■ Task prompt:
Using the records below, count the lines with "amplitude" in them. Give the number only.

■ Supplied material:

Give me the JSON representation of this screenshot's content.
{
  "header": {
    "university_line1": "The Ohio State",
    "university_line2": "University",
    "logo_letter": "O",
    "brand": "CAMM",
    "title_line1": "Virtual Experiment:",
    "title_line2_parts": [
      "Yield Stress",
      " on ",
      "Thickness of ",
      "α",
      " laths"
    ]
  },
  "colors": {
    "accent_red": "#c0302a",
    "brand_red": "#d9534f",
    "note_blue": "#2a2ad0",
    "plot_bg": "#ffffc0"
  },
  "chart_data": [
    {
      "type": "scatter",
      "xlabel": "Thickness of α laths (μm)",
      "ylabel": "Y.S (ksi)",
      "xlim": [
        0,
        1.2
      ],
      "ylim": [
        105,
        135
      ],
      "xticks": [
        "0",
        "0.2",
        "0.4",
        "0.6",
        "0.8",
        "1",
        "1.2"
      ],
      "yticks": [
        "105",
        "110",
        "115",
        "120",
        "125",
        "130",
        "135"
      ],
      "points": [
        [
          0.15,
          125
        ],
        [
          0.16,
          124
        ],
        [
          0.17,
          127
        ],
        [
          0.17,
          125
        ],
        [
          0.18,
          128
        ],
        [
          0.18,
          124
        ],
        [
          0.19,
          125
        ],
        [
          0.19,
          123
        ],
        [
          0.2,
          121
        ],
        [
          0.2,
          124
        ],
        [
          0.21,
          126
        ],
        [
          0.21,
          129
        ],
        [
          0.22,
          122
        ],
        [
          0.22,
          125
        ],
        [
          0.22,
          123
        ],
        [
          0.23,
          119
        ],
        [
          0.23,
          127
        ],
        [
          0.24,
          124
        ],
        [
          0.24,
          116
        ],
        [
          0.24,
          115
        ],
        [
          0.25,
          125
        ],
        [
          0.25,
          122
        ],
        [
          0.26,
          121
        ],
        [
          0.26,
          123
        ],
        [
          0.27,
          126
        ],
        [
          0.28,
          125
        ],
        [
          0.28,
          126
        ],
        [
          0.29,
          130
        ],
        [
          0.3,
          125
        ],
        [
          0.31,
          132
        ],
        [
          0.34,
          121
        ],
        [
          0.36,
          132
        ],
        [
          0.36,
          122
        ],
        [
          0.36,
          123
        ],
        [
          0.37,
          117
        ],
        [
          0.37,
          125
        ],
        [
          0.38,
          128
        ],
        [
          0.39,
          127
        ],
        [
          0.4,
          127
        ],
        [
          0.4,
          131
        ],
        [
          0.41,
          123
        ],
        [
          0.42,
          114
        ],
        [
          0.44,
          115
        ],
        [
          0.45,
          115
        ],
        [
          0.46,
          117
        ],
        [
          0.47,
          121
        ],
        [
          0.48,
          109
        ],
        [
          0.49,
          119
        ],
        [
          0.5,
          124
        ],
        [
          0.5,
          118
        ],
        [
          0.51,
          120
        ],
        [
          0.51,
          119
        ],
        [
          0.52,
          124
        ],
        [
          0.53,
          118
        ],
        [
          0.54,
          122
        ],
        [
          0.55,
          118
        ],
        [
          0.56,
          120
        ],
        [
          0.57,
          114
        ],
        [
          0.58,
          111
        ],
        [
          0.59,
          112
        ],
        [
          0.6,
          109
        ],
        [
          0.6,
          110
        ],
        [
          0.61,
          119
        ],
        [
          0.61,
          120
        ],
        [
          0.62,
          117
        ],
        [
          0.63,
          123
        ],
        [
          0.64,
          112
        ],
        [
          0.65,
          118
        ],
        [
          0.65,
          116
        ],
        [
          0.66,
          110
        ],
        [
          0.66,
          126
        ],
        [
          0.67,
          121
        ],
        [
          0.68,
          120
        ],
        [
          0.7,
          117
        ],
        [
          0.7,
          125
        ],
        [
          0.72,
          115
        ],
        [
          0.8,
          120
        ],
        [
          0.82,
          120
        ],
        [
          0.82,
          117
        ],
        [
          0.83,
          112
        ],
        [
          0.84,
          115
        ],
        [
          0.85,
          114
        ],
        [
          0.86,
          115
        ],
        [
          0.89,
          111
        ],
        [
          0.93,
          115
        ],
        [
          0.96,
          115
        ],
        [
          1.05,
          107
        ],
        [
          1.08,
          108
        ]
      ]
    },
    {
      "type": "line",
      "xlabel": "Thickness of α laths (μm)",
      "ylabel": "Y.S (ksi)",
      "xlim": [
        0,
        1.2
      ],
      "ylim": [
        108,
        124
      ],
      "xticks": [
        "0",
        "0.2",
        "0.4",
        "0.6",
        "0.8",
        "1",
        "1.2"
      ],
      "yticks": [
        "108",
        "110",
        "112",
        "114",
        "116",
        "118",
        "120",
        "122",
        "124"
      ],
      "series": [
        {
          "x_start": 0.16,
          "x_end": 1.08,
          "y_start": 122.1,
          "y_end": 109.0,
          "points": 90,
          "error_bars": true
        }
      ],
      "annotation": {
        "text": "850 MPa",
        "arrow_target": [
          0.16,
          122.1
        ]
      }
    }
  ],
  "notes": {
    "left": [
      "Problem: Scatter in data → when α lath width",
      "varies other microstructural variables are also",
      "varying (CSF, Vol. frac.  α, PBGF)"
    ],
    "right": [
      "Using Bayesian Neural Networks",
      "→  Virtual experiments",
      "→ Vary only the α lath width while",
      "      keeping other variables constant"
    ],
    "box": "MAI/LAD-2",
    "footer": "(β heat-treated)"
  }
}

...

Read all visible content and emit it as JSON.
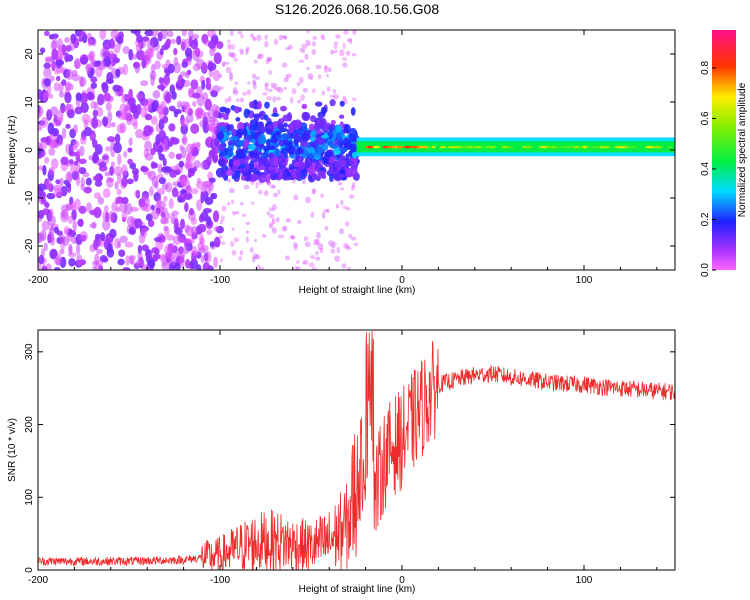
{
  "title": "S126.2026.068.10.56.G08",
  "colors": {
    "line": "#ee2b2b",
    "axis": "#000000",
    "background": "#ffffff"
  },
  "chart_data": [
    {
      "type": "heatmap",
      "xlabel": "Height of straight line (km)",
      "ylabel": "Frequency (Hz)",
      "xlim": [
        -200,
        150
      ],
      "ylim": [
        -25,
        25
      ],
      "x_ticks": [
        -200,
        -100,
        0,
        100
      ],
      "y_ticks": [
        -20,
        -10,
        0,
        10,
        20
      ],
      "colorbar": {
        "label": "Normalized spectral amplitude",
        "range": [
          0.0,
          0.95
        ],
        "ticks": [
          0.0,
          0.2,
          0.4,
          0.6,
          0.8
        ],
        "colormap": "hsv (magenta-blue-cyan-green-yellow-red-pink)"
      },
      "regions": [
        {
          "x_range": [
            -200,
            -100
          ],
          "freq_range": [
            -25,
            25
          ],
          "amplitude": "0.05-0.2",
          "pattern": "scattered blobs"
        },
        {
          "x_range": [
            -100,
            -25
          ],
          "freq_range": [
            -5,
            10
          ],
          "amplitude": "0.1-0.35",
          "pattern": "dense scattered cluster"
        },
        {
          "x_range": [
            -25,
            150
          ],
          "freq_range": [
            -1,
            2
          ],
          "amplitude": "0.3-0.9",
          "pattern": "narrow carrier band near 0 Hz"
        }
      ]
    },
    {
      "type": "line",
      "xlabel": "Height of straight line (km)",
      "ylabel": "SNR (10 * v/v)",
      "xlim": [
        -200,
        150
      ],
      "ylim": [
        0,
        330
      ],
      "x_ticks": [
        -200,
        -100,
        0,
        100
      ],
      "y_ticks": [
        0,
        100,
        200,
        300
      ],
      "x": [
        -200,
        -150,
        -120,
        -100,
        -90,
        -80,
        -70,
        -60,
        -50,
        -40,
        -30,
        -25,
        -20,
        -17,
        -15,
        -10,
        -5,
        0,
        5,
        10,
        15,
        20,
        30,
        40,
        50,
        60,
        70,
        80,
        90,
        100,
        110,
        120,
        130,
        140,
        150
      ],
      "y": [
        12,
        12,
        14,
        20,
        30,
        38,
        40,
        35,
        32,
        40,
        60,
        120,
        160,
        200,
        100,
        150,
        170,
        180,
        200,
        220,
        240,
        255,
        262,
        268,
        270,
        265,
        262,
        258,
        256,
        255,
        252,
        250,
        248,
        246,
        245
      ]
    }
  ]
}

■ The result:
4